(Figure record extracts)
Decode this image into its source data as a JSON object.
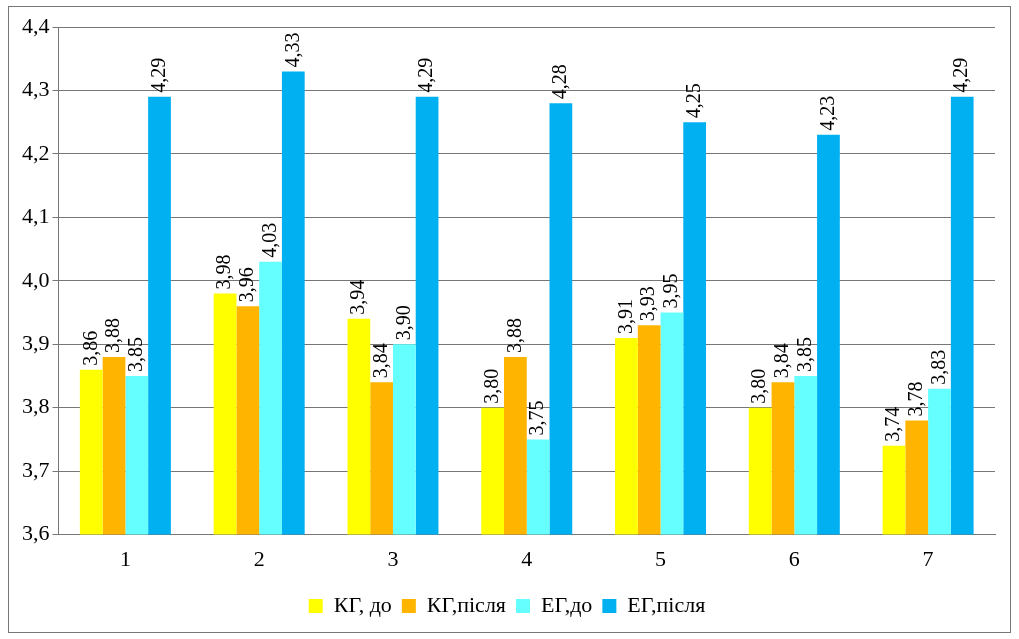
{
  "chart_data": {
    "type": "bar",
    "categories": [
      "1",
      "2",
      "3",
      "4",
      "5",
      "6",
      "7"
    ],
    "series": [
      {
        "name": "КГ, до",
        "color": "#ffff00",
        "values": [
          3.86,
          3.98,
          3.94,
          3.8,
          3.91,
          3.8,
          3.74
        ],
        "value_labels": [
          "3,86",
          "3,98",
          "3,94",
          "3,80",
          "3,91",
          "3,80",
          "3,74"
        ]
      },
      {
        "name": "КГ,після",
        "color": "#ffb400",
        "values": [
          3.88,
          3.96,
          3.84,
          3.88,
          3.93,
          3.84,
          3.78
        ],
        "value_labels": [
          "3,88",
          "3,96",
          "3,84",
          "3,88",
          "3,93",
          "3,84",
          "3,78"
        ]
      },
      {
        "name": "ЕГ,до",
        "color": "#66ffff",
        "values": [
          3.85,
          4.03,
          3.9,
          3.75,
          3.95,
          3.85,
          3.83
        ],
        "value_labels": [
          "3,85",
          "4,03",
          "3,90",
          "3,75",
          "3,95",
          "3,85",
          "3,83"
        ]
      },
      {
        "name": "ЕГ,після",
        "color": "#00b0f0",
        "values": [
          4.29,
          4.33,
          4.29,
          4.28,
          4.25,
          4.23,
          4.29
        ],
        "value_labels": [
          "4,29",
          "4,33",
          "4,29",
          "4,28",
          "4,25",
          "4,23",
          "4,29"
        ]
      }
    ],
    "ylim": [
      3.6,
      4.4
    ],
    "yticks": [
      {
        "value": 3.6,
        "label": "3,6"
      },
      {
        "value": 3.7,
        "label": "3,7"
      },
      {
        "value": 3.8,
        "label": "3,8"
      },
      {
        "value": 3.9,
        "label": "3,9"
      },
      {
        "value": 4.0,
        "label": "4,0"
      },
      {
        "value": 4.1,
        "label": "4,1"
      },
      {
        "value": 4.2,
        "label": "4,2"
      },
      {
        "value": 4.3,
        "label": "4,3"
      },
      {
        "value": 4.4,
        "label": "4,4"
      }
    ],
    "grid": "y",
    "legend": "bottom"
  }
}
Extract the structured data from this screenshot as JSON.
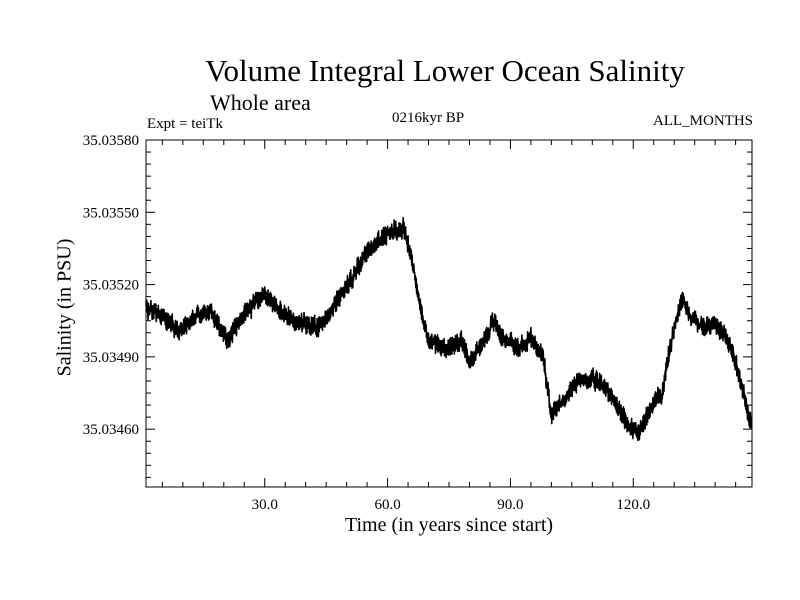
{
  "chart_data": {
    "type": "line",
    "title": "Volume Integral Lower Ocean Salinity",
    "subtitle": "Whole area",
    "experiment": "Expt = teiTk",
    "period": "0216kyr BP",
    "months": "ALL_MONTHS",
    "xlabel": "Time (in years since start)",
    "ylabel": "Salinity (in PSU)",
    "xlim": [
      1,
      149
    ],
    "ylim": [
      35.03436,
      35.0358
    ],
    "x_ticks": [
      30,
      60,
      90,
      120
    ],
    "x_tick_labels": [
      "30.0",
      "60.0",
      "90.0",
      "120.0"
    ],
    "y_ticks": [
      35.0346,
      35.0349,
      35.0352,
      35.0355,
      35.0358
    ],
    "y_tick_labels": [
      "35.03460",
      "35.03490",
      "35.03520",
      "35.03550",
      "35.03580"
    ],
    "series": [
      {
        "name": "Salinity",
        "color": "#000000",
        "noise_amplitude": 7e-05,
        "anchors": [
          [
            1,
            35.0351
          ],
          [
            5,
            35.03507
          ],
          [
            9,
            35.035
          ],
          [
            13,
            35.03507
          ],
          [
            17,
            35.03508
          ],
          [
            21,
            35.03497
          ],
          [
            25,
            35.03508
          ],
          [
            30,
            35.03516
          ],
          [
            35,
            35.03507
          ],
          [
            39,
            35.03504
          ],
          [
            43,
            35.03502
          ],
          [
            47,
            35.03512
          ],
          [
            51,
            35.03522
          ],
          [
            55,
            35.03534
          ],
          [
            59,
            35.0354
          ],
          [
            62,
            35.03543
          ],
          [
            64,
            35.03543
          ],
          [
            66,
            35.0353
          ],
          [
            68,
            35.0351
          ],
          [
            70,
            35.03497
          ],
          [
            74,
            35.03493
          ],
          [
            78,
            35.03497
          ],
          [
            80,
            35.03488
          ],
          [
            83,
            35.03495
          ],
          [
            86,
            35.03505
          ],
          [
            88,
            35.03498
          ],
          [
            92,
            35.03494
          ],
          [
            95,
            35.03498
          ],
          [
            98,
            35.0349
          ],
          [
            100,
            35.03465
          ],
          [
            103,
            35.03472
          ],
          [
            107,
            35.03481
          ],
          [
            111,
            35.0348
          ],
          [
            113,
            35.03478
          ],
          [
            116,
            35.0347
          ],
          [
            119,
            35.03461
          ],
          [
            121,
            35.03458
          ],
          [
            124,
            35.03468
          ],
          [
            127,
            35.03475
          ],
          [
            130,
            35.03503
          ],
          [
            132,
            35.03514
          ],
          [
            134,
            35.03507
          ],
          [
            137,
            35.03502
          ],
          [
            140,
            35.03504
          ],
          [
            143,
            35.03498
          ],
          [
            145,
            35.03488
          ],
          [
            147,
            35.03475
          ],
          [
            149,
            35.0346
          ]
        ]
      }
    ]
  }
}
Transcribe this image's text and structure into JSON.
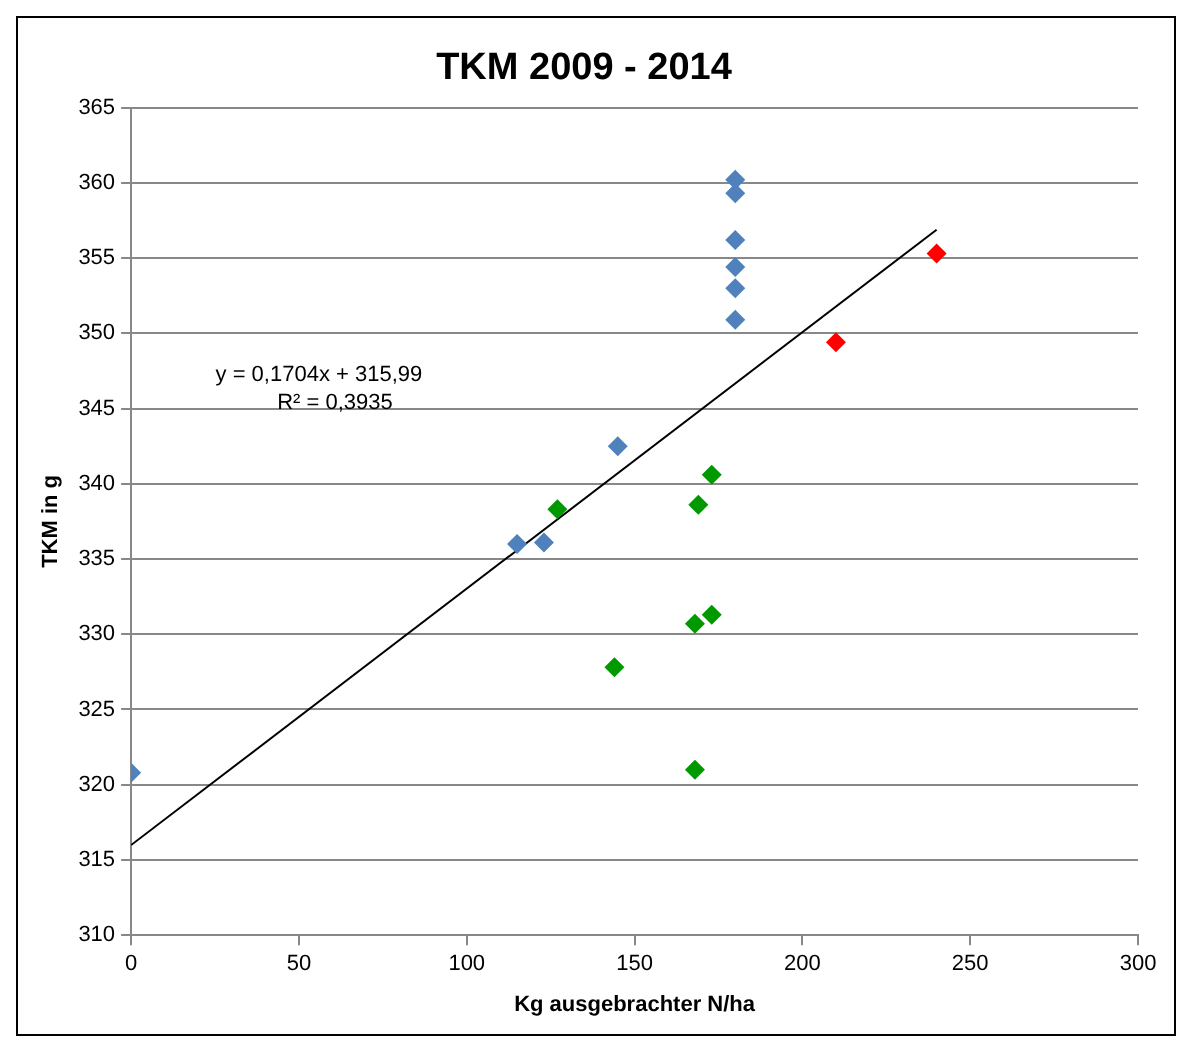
{
  "chart_data": {
    "type": "scatter",
    "title": "TKM 2009 - 2014",
    "xlabel": "Kg ausgebrachter N/ha",
    "ylabel": "TKM in g",
    "xlim": [
      0,
      300
    ],
    "xticks": [
      0,
      50,
      100,
      150,
      200,
      250,
      300
    ],
    "ylim": [
      310,
      365
    ],
    "yticks": [
      310,
      315,
      320,
      325,
      330,
      335,
      340,
      345,
      350,
      355,
      360,
      365
    ],
    "grid": "y",
    "legend": false,
    "marker": "diamond",
    "annotations": [
      "y = 0,1704x + 315,99",
      "R² = 0,3935"
    ],
    "series": [
      {
        "color": "#4f81bd",
        "x": [
          0,
          115,
          123,
          145,
          180,
          180,
          180,
          180,
          180,
          180
        ],
        "values": [
          320.8,
          336.0,
          336.1,
          342.5,
          360.2,
          359.3,
          356.2,
          354.4,
          353.0,
          350.9
        ]
      },
      {
        "color": "#009900",
        "x": [
          127,
          144,
          168,
          168,
          169,
          173,
          173
        ],
        "values": [
          338.3,
          327.8,
          321.0,
          330.7,
          338.6,
          340.6,
          331.3
        ]
      },
      {
        "color": "#ff0000",
        "x": [
          210,
          240
        ],
        "values": [
          349.4,
          355.3
        ]
      },
      {
        "type": "line",
        "color": "#000000",
        "marker": "none",
        "x": [
          0,
          240
        ],
        "values": [
          315.99,
          356.886
        ]
      }
    ]
  }
}
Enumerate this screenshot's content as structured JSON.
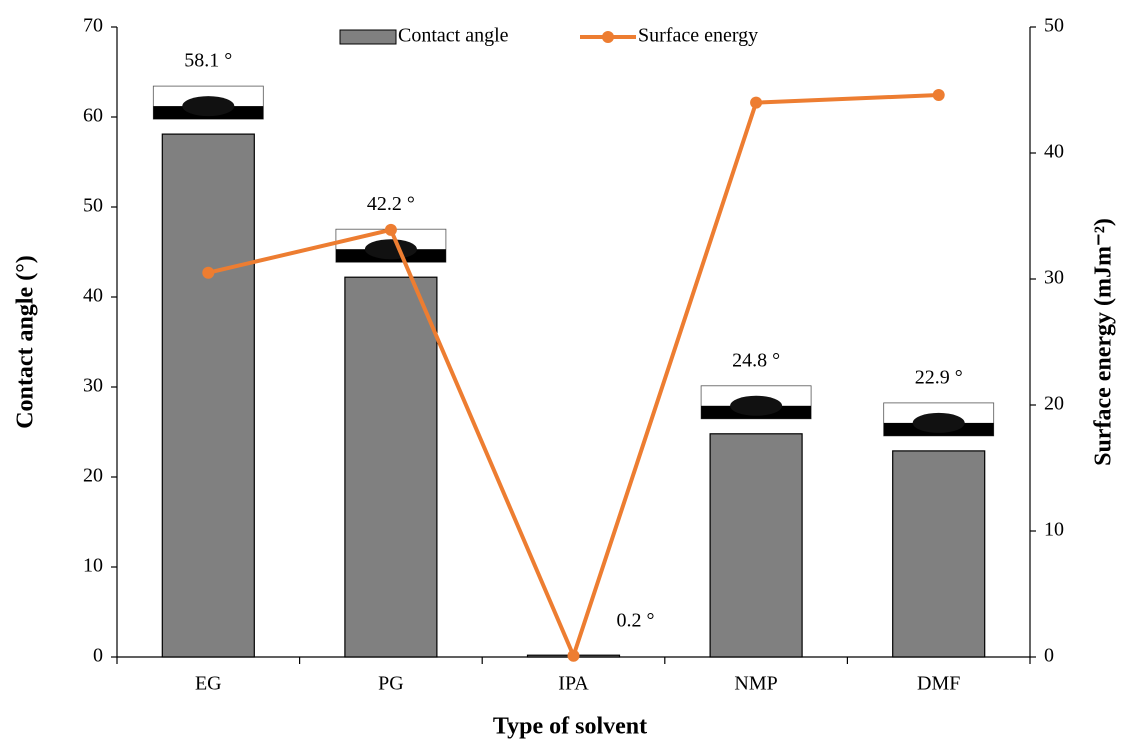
{
  "chart_data": {
    "type": "combo",
    "categories": [
      "EG",
      "PG",
      "IPA",
      "NMP",
      "DMF"
    ],
    "series": [
      {
        "name": "Contact angle",
        "type": "bar",
        "color": "#808080",
        "values": [
          58.1,
          42.2,
          0.2,
          24.8,
          22.9
        ],
        "value_labels": [
          "58.1 °",
          "42.2 °",
          "0.2 °",
          "24.8 °",
          "22.9 °"
        ]
      },
      {
        "name": "Surface energy",
        "type": "line",
        "axis": "y2",
        "color": "#ED7D31",
        "values": [
          30.5,
          33.9,
          0.1,
          44.0,
          44.6
        ]
      }
    ],
    "xlabel": "Type of solvent",
    "ylabel": "Contact angle (°)",
    "y2label": "Surface energy (mJm⁻²)",
    "ylim": [
      0,
      70
    ],
    "yticks": [
      0,
      10,
      20,
      30,
      40,
      50,
      60,
      70
    ],
    "y2lim": [
      0,
      50
    ],
    "y2ticks": [
      0,
      10,
      20,
      30,
      40,
      50
    ]
  }
}
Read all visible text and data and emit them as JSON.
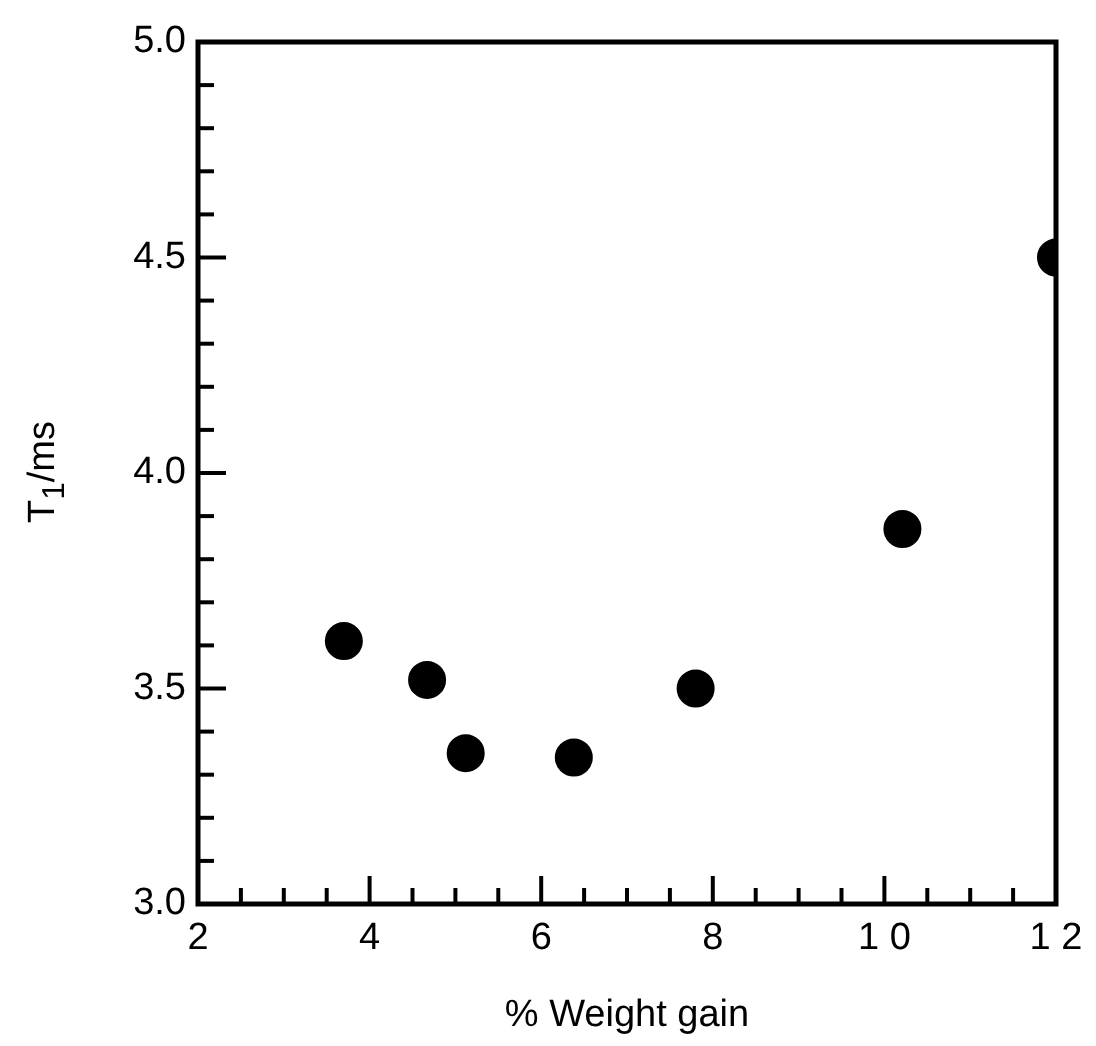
{
  "chart_data": {
    "type": "scatter",
    "xlabel": "% Weight gain",
    "ylabel": "T$_{1}$/ms",
    "x": [
      3.7,
      4.67,
      5.12,
      6.38,
      7.8,
      10.21,
      12
    ],
    "series": [
      {
        "color": "#000000",
        "values": [
          3.61,
          3.52,
          3.35,
          3.34,
          3.5,
          3.87,
          4.5
        ]
      }
    ],
    "marker": "circle",
    "grid": false,
    "legend": false,
    "xlim": [
      2,
      12
    ],
    "xticks": [
      2,
      {
        "value": 2.5,
        "label": null
      },
      {
        "value": 3,
        "label": null
      },
      {
        "value": 3.5,
        "label": null
      },
      4,
      {
        "value": 4.5,
        "label": null
      },
      {
        "value": 5,
        "label": null
      },
      {
        "value": 5.5,
        "label": null
      },
      6,
      {
        "value": 6.5,
        "label": null
      },
      {
        "value": 7,
        "label": null
      },
      {
        "value": 7.5,
        "label": null
      },
      8,
      {
        "value": 8.5,
        "label": null
      },
      {
        "value": 9,
        "label": null
      },
      {
        "value": 9.5,
        "label": null
      },
      {
        "value": 10,
        "label": "1 0"
      },
      {
        "value": 10.5,
        "label": null
      },
      {
        "value": 11,
        "label": null
      },
      {
        "value": 11.5,
        "label": null
      },
      {
        "value": 12,
        "label": "1 2"
      }
    ],
    "ylim": [
      3,
      5
    ],
    "yticks": [
      {
        "value": 3,
        "label": "3.0"
      },
      {
        "value": 3.1,
        "label": null
      },
      {
        "value": 3.2,
        "label": null
      },
      {
        "value": 3.3,
        "label": null
      },
      {
        "value": 3.4,
        "label": null
      },
      3.5,
      {
        "value": 3.6,
        "label": null
      },
      {
        "value": 3.7,
        "label": null
      },
      {
        "value": 3.8,
        "label": null
      },
      {
        "value": 3.9,
        "label": null
      },
      {
        "value": 4,
        "label": "4.0"
      },
      {
        "value": 4.1,
        "label": null
      },
      {
        "value": 4.2,
        "label": null
      },
      {
        "value": 4.3,
        "label": null
      },
      {
        "value": 4.4,
        "label": null
      },
      4.5,
      {
        "value": 4.6,
        "label": null
      },
      {
        "value": 4.7,
        "label": null
      },
      {
        "value": 4.8,
        "label": null
      },
      {
        "value": 4.9,
        "label": null
      },
      {
        "value": 5,
        "label": "5.0"
      }
    ]
  }
}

▸ SET EXERCISE: Wherever the string "ylabel" appears in the entries above, list that line.

▸ RESULT OF THIS TASK:
    "ylabel": "Salinity (in PSU)",
    "ylabel": "TKM in g",
    "ylabel": "Contact angle (°)",
    "ylabel": "T$_{1}$/ms",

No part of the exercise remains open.